### Work to do
Please output the stretch from the start of the items through the line containing "- svg-text:t.score * t(1): t.score", reproducing every line without any change.

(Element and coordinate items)
_ _ _ _ _
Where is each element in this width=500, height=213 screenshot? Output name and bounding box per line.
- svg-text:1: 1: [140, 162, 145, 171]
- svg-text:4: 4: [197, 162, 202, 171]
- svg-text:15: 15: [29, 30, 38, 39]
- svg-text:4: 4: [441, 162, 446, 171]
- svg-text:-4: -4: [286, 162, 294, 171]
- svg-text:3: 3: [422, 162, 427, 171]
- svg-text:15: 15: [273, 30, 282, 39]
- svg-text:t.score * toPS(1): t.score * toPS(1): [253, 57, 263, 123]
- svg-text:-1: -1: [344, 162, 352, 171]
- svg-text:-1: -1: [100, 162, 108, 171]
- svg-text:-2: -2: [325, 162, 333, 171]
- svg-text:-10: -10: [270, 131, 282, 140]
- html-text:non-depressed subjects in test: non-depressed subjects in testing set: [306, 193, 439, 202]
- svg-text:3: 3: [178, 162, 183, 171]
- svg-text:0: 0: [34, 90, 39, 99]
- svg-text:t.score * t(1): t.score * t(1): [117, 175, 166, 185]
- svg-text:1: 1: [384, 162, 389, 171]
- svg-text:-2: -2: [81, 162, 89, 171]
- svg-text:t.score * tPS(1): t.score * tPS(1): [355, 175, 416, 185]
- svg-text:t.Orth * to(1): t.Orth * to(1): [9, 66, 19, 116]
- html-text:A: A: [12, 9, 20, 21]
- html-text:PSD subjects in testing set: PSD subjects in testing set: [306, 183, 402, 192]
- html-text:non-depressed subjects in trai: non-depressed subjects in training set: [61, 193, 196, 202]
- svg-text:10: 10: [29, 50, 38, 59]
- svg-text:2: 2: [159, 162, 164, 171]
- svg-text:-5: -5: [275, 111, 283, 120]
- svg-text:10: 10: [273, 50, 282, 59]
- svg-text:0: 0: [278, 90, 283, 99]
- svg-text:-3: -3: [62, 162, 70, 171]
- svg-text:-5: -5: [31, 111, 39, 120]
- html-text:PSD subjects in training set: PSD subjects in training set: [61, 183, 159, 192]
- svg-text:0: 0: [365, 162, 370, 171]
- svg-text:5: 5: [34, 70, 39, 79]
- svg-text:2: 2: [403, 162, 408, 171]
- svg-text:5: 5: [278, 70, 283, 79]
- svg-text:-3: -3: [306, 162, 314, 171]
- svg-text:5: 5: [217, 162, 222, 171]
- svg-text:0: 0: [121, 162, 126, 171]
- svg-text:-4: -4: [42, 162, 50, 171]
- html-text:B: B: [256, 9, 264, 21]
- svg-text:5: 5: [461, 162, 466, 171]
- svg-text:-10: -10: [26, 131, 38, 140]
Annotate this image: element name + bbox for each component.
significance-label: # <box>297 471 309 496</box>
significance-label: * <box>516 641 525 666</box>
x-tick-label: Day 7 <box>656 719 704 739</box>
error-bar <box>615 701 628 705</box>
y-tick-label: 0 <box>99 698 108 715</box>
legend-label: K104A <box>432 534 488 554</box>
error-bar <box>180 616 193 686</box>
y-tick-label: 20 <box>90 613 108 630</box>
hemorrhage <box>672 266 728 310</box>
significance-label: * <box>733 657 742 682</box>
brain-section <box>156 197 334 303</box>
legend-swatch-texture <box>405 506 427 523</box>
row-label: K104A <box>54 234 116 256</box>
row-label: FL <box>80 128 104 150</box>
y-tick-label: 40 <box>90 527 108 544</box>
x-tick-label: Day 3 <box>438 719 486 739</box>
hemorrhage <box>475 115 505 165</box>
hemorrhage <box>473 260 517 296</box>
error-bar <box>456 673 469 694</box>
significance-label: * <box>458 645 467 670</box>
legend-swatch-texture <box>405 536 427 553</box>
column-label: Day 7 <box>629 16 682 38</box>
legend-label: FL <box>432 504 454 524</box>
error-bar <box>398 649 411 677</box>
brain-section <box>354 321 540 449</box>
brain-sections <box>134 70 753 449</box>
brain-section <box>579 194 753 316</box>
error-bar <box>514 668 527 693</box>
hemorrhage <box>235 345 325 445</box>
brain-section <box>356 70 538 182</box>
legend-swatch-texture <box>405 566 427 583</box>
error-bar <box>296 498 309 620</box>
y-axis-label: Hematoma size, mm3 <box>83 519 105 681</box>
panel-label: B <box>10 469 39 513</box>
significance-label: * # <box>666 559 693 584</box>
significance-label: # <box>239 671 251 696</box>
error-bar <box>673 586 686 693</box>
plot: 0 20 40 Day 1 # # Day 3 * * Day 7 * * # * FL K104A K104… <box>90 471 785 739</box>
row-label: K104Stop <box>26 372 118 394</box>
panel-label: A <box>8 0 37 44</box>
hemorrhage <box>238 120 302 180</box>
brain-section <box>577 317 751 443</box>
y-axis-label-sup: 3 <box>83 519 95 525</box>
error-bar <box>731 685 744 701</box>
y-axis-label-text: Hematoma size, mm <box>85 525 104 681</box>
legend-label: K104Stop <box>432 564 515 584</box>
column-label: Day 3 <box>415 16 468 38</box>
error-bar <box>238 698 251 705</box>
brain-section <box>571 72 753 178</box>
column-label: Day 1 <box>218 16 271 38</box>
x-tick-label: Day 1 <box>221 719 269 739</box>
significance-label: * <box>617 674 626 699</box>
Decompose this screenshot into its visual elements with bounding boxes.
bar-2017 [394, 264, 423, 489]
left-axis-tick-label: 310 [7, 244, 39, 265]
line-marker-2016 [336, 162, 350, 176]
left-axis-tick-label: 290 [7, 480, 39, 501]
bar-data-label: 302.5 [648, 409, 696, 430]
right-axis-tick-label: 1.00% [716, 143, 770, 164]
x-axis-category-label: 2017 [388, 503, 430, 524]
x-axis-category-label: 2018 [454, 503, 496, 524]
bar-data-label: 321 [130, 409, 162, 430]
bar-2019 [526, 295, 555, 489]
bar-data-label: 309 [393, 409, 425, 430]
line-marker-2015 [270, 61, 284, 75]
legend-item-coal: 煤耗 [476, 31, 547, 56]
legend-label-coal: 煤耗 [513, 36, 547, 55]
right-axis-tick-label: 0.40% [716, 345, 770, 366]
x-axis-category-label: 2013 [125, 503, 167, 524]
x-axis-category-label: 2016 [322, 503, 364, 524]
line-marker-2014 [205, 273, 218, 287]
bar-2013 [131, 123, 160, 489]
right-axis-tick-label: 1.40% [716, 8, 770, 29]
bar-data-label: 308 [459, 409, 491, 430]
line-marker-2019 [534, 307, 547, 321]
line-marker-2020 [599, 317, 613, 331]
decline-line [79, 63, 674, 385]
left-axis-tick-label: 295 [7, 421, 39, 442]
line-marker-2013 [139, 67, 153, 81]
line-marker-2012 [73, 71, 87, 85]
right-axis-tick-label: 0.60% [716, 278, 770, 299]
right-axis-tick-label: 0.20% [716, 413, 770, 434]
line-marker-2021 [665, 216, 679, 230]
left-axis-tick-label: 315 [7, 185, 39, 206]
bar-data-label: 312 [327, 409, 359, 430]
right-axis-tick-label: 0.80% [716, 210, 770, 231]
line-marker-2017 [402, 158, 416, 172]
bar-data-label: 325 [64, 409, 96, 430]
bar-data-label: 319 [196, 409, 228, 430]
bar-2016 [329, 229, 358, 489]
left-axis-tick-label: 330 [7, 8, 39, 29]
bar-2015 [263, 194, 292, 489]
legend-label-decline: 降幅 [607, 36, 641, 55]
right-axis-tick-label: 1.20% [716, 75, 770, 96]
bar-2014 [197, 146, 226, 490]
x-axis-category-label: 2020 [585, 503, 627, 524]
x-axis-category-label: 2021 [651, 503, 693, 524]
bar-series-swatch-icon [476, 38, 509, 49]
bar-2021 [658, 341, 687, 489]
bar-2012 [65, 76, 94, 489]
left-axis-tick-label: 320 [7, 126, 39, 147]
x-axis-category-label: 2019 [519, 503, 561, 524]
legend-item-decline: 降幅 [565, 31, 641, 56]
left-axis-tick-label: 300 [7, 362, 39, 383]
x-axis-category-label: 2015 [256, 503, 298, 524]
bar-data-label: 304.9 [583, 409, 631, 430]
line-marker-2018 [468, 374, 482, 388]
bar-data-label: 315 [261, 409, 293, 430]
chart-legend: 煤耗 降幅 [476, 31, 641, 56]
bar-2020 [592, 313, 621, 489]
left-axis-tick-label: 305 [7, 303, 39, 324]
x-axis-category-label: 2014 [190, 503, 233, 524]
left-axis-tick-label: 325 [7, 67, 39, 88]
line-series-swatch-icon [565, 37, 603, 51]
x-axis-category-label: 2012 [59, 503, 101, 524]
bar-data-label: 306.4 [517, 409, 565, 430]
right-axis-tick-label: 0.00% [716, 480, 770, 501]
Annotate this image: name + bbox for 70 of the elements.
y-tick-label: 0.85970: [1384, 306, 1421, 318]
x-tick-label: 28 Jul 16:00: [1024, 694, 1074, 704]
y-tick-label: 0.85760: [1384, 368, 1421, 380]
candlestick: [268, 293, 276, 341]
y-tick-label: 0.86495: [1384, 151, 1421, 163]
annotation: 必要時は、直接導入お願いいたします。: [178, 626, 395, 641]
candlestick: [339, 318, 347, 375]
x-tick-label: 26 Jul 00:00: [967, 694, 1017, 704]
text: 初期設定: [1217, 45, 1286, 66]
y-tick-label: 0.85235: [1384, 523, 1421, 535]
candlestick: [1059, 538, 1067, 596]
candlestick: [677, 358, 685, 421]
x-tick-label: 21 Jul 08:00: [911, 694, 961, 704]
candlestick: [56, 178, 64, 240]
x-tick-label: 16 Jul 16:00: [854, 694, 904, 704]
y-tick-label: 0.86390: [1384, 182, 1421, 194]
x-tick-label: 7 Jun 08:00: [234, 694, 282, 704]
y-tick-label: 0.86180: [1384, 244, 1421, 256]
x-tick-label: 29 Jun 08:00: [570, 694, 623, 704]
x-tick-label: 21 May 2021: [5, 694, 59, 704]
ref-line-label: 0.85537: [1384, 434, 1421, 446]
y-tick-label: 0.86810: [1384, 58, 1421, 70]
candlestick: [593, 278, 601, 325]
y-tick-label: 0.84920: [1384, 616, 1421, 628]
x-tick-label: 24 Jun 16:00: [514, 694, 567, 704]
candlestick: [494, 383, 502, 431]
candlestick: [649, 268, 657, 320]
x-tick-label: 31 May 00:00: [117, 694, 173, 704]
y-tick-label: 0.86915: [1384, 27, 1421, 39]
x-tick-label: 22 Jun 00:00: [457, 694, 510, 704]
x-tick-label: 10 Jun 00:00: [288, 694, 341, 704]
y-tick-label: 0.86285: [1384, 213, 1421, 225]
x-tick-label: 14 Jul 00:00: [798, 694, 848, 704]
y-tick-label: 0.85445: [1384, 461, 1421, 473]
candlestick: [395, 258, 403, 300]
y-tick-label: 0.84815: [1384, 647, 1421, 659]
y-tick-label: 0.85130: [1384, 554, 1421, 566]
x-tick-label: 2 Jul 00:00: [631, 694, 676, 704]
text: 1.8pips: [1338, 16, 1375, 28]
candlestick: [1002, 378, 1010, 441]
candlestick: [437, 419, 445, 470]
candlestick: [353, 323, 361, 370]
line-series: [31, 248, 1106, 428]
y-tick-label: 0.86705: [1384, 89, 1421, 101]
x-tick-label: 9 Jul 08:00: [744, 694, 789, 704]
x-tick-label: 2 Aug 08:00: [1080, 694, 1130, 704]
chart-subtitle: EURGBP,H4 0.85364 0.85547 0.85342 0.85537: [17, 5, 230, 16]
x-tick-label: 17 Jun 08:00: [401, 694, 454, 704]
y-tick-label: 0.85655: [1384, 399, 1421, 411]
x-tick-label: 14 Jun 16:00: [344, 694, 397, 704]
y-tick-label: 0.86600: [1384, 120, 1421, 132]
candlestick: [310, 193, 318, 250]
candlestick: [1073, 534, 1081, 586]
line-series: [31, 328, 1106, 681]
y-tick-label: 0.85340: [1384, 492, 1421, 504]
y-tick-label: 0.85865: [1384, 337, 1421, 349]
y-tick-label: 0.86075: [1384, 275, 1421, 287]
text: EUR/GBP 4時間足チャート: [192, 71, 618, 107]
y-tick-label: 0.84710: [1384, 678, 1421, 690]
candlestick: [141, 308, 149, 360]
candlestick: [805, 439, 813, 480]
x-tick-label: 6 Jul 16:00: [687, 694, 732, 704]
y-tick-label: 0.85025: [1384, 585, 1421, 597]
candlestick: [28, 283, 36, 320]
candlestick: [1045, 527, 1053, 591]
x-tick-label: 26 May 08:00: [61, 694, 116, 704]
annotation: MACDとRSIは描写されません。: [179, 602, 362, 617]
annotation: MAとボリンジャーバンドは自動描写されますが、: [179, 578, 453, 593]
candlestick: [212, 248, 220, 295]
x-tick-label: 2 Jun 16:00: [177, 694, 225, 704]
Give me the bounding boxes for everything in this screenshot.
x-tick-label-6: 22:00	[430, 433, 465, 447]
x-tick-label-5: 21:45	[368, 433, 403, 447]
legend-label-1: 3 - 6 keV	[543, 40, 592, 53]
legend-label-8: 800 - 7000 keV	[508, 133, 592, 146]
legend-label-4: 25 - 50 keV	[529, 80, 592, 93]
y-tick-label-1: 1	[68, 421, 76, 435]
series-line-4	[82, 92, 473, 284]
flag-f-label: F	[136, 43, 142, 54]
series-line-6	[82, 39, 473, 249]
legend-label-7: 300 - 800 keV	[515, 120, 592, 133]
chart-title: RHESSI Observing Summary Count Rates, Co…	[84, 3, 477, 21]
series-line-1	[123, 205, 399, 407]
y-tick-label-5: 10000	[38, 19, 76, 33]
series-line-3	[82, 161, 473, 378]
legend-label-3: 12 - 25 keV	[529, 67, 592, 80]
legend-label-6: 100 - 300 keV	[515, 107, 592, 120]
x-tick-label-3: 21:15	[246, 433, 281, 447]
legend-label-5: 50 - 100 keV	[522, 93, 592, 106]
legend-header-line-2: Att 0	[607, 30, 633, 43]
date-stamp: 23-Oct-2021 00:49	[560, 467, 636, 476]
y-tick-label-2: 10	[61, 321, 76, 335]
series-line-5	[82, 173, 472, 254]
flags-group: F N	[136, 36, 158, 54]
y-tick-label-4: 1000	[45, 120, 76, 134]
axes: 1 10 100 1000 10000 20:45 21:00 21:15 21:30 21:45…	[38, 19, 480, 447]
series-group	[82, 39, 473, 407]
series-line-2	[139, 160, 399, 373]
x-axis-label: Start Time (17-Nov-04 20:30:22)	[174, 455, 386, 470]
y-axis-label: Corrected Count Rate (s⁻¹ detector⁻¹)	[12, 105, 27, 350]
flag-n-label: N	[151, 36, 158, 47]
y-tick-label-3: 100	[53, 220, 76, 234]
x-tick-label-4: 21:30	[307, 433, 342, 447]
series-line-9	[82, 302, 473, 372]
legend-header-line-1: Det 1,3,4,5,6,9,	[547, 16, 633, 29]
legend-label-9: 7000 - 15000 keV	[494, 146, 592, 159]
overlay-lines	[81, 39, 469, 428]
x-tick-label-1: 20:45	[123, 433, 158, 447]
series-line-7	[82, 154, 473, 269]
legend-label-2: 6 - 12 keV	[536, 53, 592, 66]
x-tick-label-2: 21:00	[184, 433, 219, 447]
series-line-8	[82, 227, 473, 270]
_ _ _ _ _
### Response to this task
Where is each element in this width=500, height=213 screenshot? Output name and bounding box per line.
- svg-text:1: 1: [140, 162, 145, 171]
- svg-text:4: 4: [197, 162, 202, 171]
- svg-text:15: 15: [29, 30, 38, 39]
- svg-text:4: 4: [441, 162, 446, 171]
- svg-text:-4: -4: [286, 162, 294, 171]
- svg-text:3: 3: [422, 162, 427, 171]
- svg-text:15: 15: [273, 30, 282, 39]
- svg-text:t.score * toPS(1): t.score * toPS(1): [253, 57, 263, 123]
- svg-text:-1: -1: [344, 162, 352, 171]
- svg-text:-1: -1: [100, 162, 108, 171]
- svg-text:-2: -2: [325, 162, 333, 171]
- svg-text:-10: -10: [270, 131, 282, 140]
- html-text:non-depressed subjects in test: non-depressed subjects in testing set: [306, 193, 439, 202]
- svg-text:3: 3: [178, 162, 183, 171]
- svg-text:0: 0: [34, 90, 39, 99]
- svg-text:t.score * t(1): t.score * t(1): [117, 175, 166, 185]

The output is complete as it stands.